What is asked: Each entry below must be repeated exactly, with pictures left out.

>> begin Records shown

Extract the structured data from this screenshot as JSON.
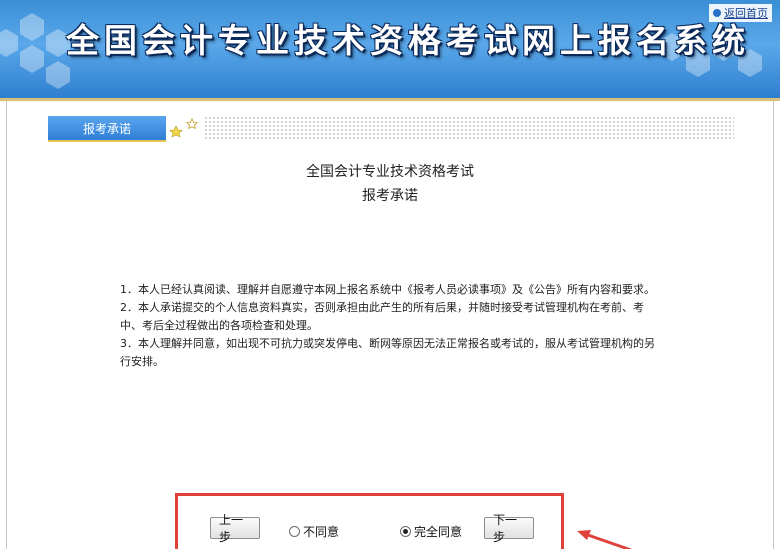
{
  "header": {
    "title": "全国会计专业技术资格考试网上报名系统",
    "home_link": "返回首页"
  },
  "tab": {
    "label": "报考承诺"
  },
  "document": {
    "title_line1": "全国会计专业技术资格考试",
    "title_line2": "报考承诺",
    "terms": [
      "1．本人已经认真阅读、理解并自愿遵守本网上报名系统中《报考人员必读事项》及《公告》所有内容和要求。",
      "2．本人承诺提交的个人信息资料真实，否则承担由此产生的所有后果，并随时接受考试管理机构在考前、考中、考后全过程做出的各项检查和处理。",
      "3．本人理解并同意，如出现不可抗力或突发停电、断网等原因无法正常报名或考试的，服从考试管理机构的另行安排。"
    ]
  },
  "actions": {
    "prev_label": "上一步",
    "disagree_label": "不同意",
    "agree_label": "完全同意",
    "next_label": "下一步",
    "selected": "agree"
  },
  "colors": {
    "banner": "#3b8fd6",
    "tab": "#2f7fd6",
    "highlight_border": "#e0413b"
  }
}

>> end Records shown

Response to this task:
Extract the structured data from this screenshot as JSON.
{
  "header": {
    "title": "全国会计专业技术资格考试网上报名系统",
    "home_link": "返回首页"
  },
  "tab": {
    "label": "报考承诺"
  },
  "document": {
    "title_line1": "全国会计专业技术资格考试",
    "title_line2": "报考承诺",
    "terms": [
      "1．本人已经认真阅读、理解并自愿遵守本网上报名系统中《报考人员必读事项》及《公告》所有内容和要求。",
      "2．本人承诺提交的个人信息资料真实，否则承担由此产生的所有后果，并随时接受考试管理机构在考前、考中、考后全过程做出的各项检查和处理。",
      "3．本人理解并同意，如出现不可抗力或突发停电、断网等原因无法正常报名或考试的，服从考试管理机构的另行安排。"
    ]
  },
  "actions": {
    "prev_label": "上一步",
    "disagree_label": "不同意",
    "agree_label": "完全同意",
    "next_label": "下一步",
    "selected": "agree"
  },
  "colors": {
    "banner": "#3b8fd6",
    "tab": "#2f7fd6",
    "highlight_border": "#e0413b"
  }
}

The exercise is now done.